Objective
Give the records back in full, exactly as they read.

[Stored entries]
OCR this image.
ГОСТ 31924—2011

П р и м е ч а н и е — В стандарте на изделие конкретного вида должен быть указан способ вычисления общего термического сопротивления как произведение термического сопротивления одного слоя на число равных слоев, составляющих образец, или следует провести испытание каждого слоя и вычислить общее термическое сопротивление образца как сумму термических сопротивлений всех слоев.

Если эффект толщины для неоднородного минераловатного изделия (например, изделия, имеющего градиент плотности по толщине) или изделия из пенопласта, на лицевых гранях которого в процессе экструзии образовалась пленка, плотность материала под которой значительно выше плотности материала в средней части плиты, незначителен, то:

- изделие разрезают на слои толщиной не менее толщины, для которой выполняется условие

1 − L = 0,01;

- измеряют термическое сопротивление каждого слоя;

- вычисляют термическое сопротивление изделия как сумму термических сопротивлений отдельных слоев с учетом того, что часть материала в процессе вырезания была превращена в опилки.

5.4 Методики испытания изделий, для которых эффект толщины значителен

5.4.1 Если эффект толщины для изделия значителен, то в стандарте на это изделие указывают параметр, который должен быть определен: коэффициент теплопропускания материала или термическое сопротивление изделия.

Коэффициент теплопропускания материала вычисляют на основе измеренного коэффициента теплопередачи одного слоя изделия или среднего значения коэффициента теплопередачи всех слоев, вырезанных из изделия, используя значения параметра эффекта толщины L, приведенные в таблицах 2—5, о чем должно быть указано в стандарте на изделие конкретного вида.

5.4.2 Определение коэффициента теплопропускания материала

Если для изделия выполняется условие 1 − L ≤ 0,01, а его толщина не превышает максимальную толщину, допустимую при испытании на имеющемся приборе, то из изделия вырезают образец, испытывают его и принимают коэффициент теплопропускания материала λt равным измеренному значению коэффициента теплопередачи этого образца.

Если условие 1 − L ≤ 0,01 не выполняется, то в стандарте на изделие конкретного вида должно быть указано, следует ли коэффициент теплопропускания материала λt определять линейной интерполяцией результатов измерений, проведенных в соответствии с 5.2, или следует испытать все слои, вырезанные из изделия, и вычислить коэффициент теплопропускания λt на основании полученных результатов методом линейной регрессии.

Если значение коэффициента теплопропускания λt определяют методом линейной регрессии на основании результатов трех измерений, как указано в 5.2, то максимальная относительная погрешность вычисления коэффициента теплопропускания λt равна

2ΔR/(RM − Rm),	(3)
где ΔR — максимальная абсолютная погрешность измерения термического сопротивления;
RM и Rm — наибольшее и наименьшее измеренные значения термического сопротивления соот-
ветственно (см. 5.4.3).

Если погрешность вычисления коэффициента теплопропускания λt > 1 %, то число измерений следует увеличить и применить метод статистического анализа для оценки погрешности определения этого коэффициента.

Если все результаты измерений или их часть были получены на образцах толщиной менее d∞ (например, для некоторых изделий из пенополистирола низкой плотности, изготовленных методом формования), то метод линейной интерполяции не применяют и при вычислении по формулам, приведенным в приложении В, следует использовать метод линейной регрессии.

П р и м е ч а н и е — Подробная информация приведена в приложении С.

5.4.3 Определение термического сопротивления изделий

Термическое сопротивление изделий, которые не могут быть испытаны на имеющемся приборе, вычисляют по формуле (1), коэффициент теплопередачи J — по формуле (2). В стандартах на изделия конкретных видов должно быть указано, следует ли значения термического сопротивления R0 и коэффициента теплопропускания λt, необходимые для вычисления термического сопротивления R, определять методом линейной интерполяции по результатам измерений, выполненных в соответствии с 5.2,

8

Task result
OCR this image.
ГОСТ 31924—2011

П р и м е ч а н и е — В стандарте на изделие конкретного вида должен быть указан способ вычисления общего термического сопротивления как произведение термического сопротивления одного слоя на число равных слоев, составляющих образец, или следует провести испытание каждого слоя и вычислить общее термическое сопротивление образца как сумму термических сопротивлений всех слоев.

Если эффект толщины для неоднородного минераловатного изделия (например, изделия, имеющего градиент плотности по толщине) или изделия из пенопласта, на лицевых гранях которого в процессе экструзии образовалась пленка, плотность материала под которой значительно выше плотности материала в средней части плиты, незначителен, то:

- изделие разрезают на слои толщиной не менее толщины, для которой выполняется условие

1 − L = 0,01;

- измеряют термическое сопротивление каждого слоя;

- вычисляют термическое сопротивление изделия как сумму термических сопротивлений отдельных слоев с учетом того, что часть материала в процессе вырезания была превращена в опилки.

5.4 Методики испытания изделий, для которых эффект толщины значителен

5.4.1 Если эффект толщины для изделия значителен, то в стандарте на это изделие указывают параметр, который должен быть определен: коэффициент теплопропускания материала или термическое сопротивление изделия.

Коэффициент теплопропускания материала вычисляют на основе измеренного коэффициента теплопередачи одного слоя изделия или среднего значения коэффициента теплопередачи всех слоев, вырезанных из изделия, используя значения параметра эффекта толщины L, приведенные в таблицах 2—5, о чем должно быть указано в стандарте на изделие конкретного вида.

5.4.2 Определение коэффициента теплопропускания материала

Если для изделия выполняется условие 1 − L ≤ 0,01, а его толщина не превышает максимальную толщину, допустимую при испытании на имеющемся приборе, то из изделия вырезают образец, испытывают его и принимают коэффициент теплопропускания материала λt равным измеренному значению коэффициента теплопередачи этого образца.

Если условие 1 − L ≤ 0,01 не выполняется, то в стандарте на изделие конкретного вида должно быть указано, следует ли коэффициент теплопропускания материала λt определять линейной интерполяцией результатов измерений, проведенных в соответствии с 5.2, или следует испытать все слои, вырезанные из изделия, и вычислить коэффициент теплопропускания λt на основании полученных результатов методом линейной регрессии.

Если значение коэффициента теплопропускания λt определяют методом линейной регрессии на основании результатов трех измерений, как указано в 5.2, то максимальная относительная погрешность вычисления коэффициента теплопропускания λt равна

2ΔR/(RM − Rm),	(3)
где ΔR — максимальная абсолютная погрешность измерения термического сопротивления;
RM и Rm — наибольшее и наименьшее измеренные значения термического сопротивления соот-
ветственно (см. 5.4.3).

Если погрешность вычисления коэффициента теплопропускания λt > 1 %, то число измерений следует увеличить и применить метод статистического анализа для оценки погрешности определения этого коэффициента.

Если все результаты измерений или их часть были получены на образцах толщиной менее d∞ (например, для некоторых изделий из пенополистирола низкой плотности, изготовленных методом формования), то метод линейной интерполяции не применяют и при вычислении по формулам, приведенным в приложении В, следует использовать метод линейной регрессии.

П р и м е ч а н и е — Подробная информация приведена в приложении С.

5.4.3 Определение термического сопротивления изделий

Термическое сопротивление изделий, которые не могут быть испытаны на имеющемся приборе, вычисляют по формуле (1), коэффициент теплопередачи J — по формуле (2). В стандартах на изделия конкретных видов должно быть указано, следует ли значения термического сопротивления R0 и коэффициента теплопропускания λt, необходимые для вычисления термического сопротивления R, определять методом линейной интерполяции по результатам измерений, выполненных в соответствии с 5.2,

8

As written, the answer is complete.